PROBLEM -> Can you lay out the part of the records that opens with the line containing "left-axis-tick-label: 2125 bbox=[4, 35, 32, 48]" and closes with the line containing "month-tick bbox=[583, 481, 585, 484]" as a Markdown table with columns Row and Line, one row per line and blank lines left out?

SUPPLIED RECORDS ->
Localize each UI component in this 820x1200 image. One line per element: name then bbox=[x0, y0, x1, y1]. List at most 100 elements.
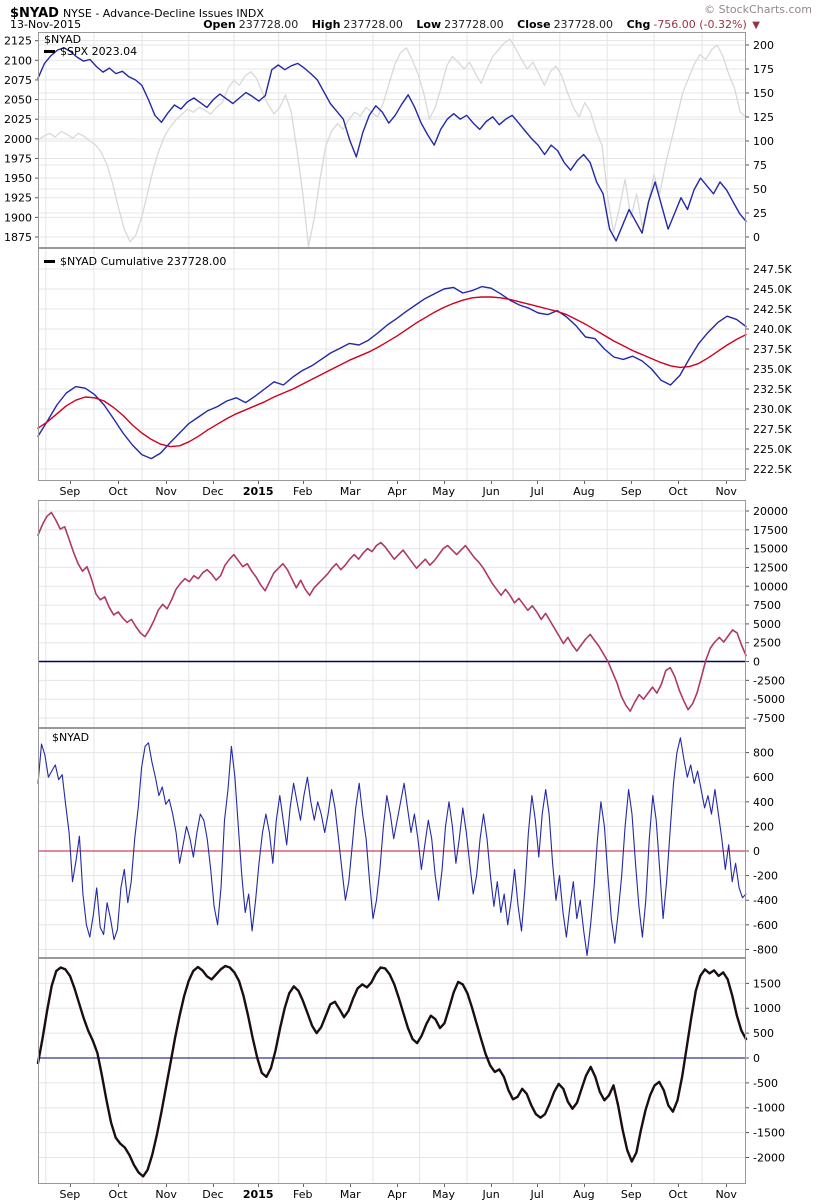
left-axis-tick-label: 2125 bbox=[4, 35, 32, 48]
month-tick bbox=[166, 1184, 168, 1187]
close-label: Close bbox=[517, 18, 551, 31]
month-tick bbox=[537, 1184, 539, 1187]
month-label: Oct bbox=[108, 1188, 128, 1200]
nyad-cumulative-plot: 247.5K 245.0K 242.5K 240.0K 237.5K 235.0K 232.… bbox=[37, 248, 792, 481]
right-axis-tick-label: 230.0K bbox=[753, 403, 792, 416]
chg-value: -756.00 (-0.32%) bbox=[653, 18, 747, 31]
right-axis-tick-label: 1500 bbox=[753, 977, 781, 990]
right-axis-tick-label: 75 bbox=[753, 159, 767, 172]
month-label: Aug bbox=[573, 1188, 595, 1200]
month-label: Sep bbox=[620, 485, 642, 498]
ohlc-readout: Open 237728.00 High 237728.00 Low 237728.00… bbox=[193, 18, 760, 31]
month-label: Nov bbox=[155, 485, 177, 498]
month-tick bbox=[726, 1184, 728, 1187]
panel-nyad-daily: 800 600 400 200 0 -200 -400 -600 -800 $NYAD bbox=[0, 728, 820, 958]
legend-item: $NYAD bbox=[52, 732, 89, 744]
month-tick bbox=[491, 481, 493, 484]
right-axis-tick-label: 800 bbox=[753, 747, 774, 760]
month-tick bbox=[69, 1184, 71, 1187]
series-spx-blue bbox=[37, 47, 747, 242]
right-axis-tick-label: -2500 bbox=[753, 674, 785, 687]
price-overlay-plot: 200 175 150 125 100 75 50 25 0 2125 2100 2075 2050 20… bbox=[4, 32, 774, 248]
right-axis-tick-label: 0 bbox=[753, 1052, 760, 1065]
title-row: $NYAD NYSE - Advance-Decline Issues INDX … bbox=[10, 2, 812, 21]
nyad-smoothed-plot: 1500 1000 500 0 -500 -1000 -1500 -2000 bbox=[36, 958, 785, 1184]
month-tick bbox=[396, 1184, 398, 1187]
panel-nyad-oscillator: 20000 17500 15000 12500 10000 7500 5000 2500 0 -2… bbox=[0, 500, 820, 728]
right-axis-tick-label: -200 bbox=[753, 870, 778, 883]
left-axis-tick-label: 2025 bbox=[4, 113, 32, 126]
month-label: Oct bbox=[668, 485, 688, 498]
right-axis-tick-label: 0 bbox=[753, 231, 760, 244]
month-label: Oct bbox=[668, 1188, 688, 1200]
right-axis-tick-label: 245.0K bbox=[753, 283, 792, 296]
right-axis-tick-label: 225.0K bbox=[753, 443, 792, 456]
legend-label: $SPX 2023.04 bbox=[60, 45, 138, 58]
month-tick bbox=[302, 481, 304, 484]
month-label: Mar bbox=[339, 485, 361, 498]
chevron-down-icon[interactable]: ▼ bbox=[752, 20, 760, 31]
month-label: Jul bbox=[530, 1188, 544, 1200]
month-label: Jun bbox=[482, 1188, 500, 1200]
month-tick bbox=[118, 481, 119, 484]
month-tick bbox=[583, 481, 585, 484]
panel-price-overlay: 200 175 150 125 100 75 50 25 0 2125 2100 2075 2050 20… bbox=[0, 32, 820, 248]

RESPONSE ->
| Row | Line |
|---|---|
| 1 | left-axis-tick-label: 2125 bbox=[4, 35, 32, 48] |
| 2 | month-tick bbox=[166, 1184, 168, 1187] |
| 3 | close-label: Close bbox=[517, 18, 551, 31] |
| 4 | month-tick bbox=[537, 1184, 539, 1187] |
| 5 | month-label: Oct bbox=[108, 1188, 128, 1200] |
| 6 | nyad-cumulative-plot: 247.5K 245.0K 242.5K 240.0K 237.5K 235.0K 232.… bbox=[37, 248, 792, 481] |
| 7 | right-axis-tick-label: 230.0K bbox=[753, 403, 792, 416] |
| 8 | chg-value: -756.00 (-0.32%) bbox=[653, 18, 747, 31] |
| 9 | right-axis-tick-label: 1500 bbox=[753, 977, 781, 990] |
| 10 | right-axis-tick-label: 75 bbox=[753, 159, 767, 172] |
| 11 | month-label: Aug bbox=[573, 1188, 595, 1200] |
| 12 | month-label: Sep bbox=[620, 485, 642, 498] |
| 13 | ohlc-readout: Open 237728.00 High 237728.00 Low 237728.00… bbox=[193, 18, 760, 31] |
| 14 | month-label: Nov bbox=[155, 485, 177, 498] |
| 15 | month-tick bbox=[726, 1184, 728, 1187] |
| 16 | panel-nyad-daily: 800 600 400 200 0 -200 -400 -600 -800 $NYAD bbox=[0, 728, 820, 958] |
| 17 | legend-item: $NYAD bbox=[52, 732, 89, 744] |
| 18 | month-tick bbox=[491, 481, 493, 484] |
| 19 | right-axis-tick-label: 800 bbox=[753, 747, 774, 760] |
| 20 | month-tick bbox=[69, 1184, 71, 1187] |
| 21 | series-spx-blue bbox=[37, 47, 747, 242] |
| 22 | right-axis-tick-label: -2500 bbox=[753, 674, 785, 687] |
| 23 | price-overlay-plot: 200 175 150 125 100 75 50 25 0 2125 2100 2075 2050 20… bbox=[4, 32, 774, 248] |
| 24 | right-axis-tick-label: 0 bbox=[753, 1052, 760, 1065] |
| 25 | title-row: $NYAD NYSE - Advance-Decline Issues INDX … bbox=[10, 2, 812, 21] |
| 26 | nyad-smoothed-plot: 1500 1000 500 0 -500 -1000 -1500 -2000 bbox=[36, 958, 785, 1184] |
| 27 | month-tick bbox=[396, 1184, 398, 1187] |
| 28 | panel-nyad-oscillator: 20000 17500 15000 12500 10000 7500 5000 2500 0 -2… bbox=[0, 500, 820, 728] |
| 29 | right-axis-tick-label: -200 bbox=[753, 870, 778, 883] |
| 30 | left-axis-tick-label: 2025 bbox=[4, 113, 32, 126] |
| 31 | month-label: Oct bbox=[668, 485, 688, 498] |
| 32 | right-axis-tick-label: 0 bbox=[753, 231, 760, 244] |
| 33 | month-label: Oct bbox=[668, 1188, 688, 1200] |
| 34 | right-axis-tick-label: 245.0K bbox=[753, 283, 792, 296] |
| 35 | right-axis-tick-label: 225.0K bbox=[753, 443, 792, 456] |
| 36 | legend-label: $SPX 2023.04 bbox=[60, 45, 138, 58] |
| 37 | month-tick bbox=[302, 481, 304, 484] |
| 38 | month-label: Mar bbox=[339, 485, 361, 498] |
| 39 | chevron-down-icon[interactable]: ▼ bbox=[752, 20, 760, 31] |
| 40 | month-label: Jul bbox=[530, 1188, 544, 1200] |
| 41 | month-label: Jun bbox=[482, 1188, 500, 1200] |
| 42 | month-tick bbox=[118, 481, 119, 484] |
| 43 | month-tick bbox=[583, 481, 585, 484] |